• **Set task**
Pull each line containing "sujet" out of the data and copy it.

• **Extracted data**
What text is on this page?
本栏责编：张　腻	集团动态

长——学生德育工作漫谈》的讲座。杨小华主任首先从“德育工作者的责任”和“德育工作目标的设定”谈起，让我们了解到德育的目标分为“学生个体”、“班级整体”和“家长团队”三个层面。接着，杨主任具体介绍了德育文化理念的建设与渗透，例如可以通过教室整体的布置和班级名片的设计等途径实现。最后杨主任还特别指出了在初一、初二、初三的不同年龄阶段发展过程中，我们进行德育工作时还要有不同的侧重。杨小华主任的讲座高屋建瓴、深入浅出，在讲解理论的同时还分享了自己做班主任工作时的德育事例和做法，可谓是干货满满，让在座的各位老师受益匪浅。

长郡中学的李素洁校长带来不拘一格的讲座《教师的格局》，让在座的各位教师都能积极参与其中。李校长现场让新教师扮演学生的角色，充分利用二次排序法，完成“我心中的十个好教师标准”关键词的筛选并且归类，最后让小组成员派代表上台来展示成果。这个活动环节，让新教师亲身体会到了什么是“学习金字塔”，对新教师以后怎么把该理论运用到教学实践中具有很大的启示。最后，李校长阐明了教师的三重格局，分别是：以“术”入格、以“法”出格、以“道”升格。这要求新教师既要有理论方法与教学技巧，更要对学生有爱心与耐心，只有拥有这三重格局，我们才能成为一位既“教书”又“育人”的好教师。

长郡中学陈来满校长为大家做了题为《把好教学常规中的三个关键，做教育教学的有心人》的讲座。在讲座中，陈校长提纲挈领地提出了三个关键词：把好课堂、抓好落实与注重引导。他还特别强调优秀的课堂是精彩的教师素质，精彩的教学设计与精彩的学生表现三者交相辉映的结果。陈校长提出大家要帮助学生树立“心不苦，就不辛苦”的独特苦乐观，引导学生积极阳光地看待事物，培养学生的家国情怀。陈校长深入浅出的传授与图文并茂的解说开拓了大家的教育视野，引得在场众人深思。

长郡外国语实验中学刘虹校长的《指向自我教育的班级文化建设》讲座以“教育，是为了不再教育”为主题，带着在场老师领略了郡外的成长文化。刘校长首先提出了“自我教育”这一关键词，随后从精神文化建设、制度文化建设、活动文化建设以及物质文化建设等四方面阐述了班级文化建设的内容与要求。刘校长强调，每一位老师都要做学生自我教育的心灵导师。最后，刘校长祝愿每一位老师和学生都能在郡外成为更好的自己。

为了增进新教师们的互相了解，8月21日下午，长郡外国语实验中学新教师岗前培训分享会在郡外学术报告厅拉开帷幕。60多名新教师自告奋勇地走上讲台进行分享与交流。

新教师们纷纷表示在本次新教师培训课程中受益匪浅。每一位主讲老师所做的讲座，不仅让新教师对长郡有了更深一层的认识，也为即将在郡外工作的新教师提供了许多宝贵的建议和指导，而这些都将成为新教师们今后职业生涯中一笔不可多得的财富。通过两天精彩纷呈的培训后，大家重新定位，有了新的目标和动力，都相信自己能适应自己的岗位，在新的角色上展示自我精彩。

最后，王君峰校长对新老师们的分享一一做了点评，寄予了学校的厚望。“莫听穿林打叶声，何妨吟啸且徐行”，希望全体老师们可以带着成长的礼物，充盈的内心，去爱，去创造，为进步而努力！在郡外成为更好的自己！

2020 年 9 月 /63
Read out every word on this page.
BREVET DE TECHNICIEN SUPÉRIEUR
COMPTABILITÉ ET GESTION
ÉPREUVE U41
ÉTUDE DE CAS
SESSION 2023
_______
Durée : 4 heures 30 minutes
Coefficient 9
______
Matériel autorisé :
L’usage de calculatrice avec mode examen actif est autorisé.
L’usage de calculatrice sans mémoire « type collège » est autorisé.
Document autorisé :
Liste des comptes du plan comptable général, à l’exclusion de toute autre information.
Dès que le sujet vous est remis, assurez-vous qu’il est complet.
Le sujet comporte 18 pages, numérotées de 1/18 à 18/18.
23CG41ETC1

• **Task result**
Dès que le sujet vous est remis, assurez-vous qu’il est complet.
Le sujet comporte 18 pages, numérotées de 1/18 à 18/18.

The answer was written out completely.